• Aim of the task
Copy out the post on the Monad of No Return proposal below word for word, from its title through its final sentence.
━━ Extract provided
Monad of No Return: Next Steps

The difficulty is that the benefits and costs are incommensurable. That is, unlike “will it be quicker to drive to my destination via route A or route B”, where the costs and benefits are both measurable in the same unit (time), i.e. commensurable, it’s not clear that we can measure the benefit (cleaner fundamental definitions) against the cost in time and frustration of fixing broken packages.

In general I’m in favour of asking the supporters of proposals to submit patches fixing breakage. If backwards-compatible patches have been submitted (regardless of acceptance) to all necessary packages in some privileged set (say Stackage) then I think that’s a very strong indicator that we should consider the stability concern dealt with. Private code is still a concern, and we should take it into account too. I’m not sure exactly what to do about that.

Sometimes see people post “I came back to Haskell after 10 years and now my program doesn’t compile – what should I do?”. I’m not willing to say that we should be willing to break their code just because they’ve been out of the community for 10 years. On the other hand I don’t think that should be our top concern, but we should consider it. I’m not proposing an alternative choice of action, just trying to broaden the scope of things we consider.
━━━━
━━ Data lines
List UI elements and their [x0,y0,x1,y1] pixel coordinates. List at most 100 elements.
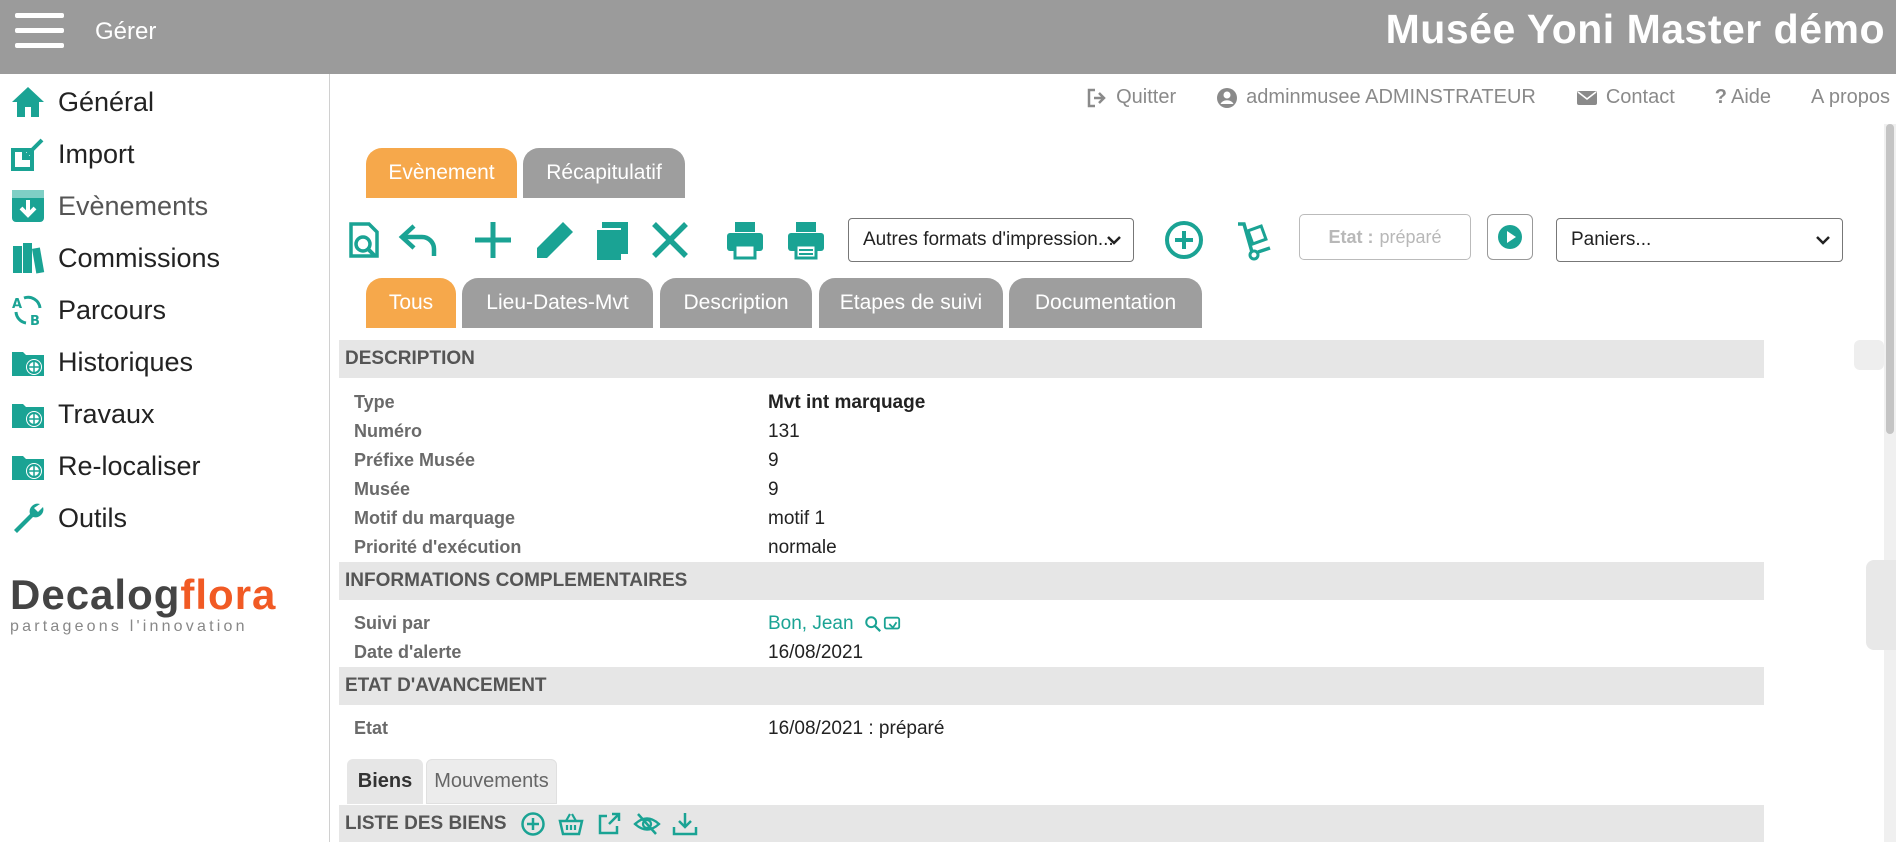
━━━━
• Complete response
Monad of No Return: Next Steps

The difficulty is that the benefits and costs are incommensurable. That is, unlike “will it be quicker to drive to my destination via route A or route B”, where the costs and benefits are both measurable in the same unit (time), i.e. commensurable, it’s not clear that we can measure the benefit (cleaner fundamental definitions) against the cost in time and frustration of fixing broken packages.

In general I’m in favour of asking the supporters of proposals to submit patches fixing breakage. If backwards-compatible patches have been submitted (regardless of acceptance) to all necessary packages in some privileged set (say Stackage) then I think that’s a very strong indicator that we should consider the stability concern dealt with. Private code is still a concern, and we should take it into account too. I’m not sure exactly what to do about that.

Sometimes see people post “I came back to Haskell after 10 years and now my program doesn’t compile – what should I do?”. I’m not willing to say that we should be willing to break their code just because they’ve been out of the community for 10 years. On the other hand I don’t think that should be our top concern, but we should consider it. I’m not proposing an alternative choice of action, just trying to broaden the scope of things we consider.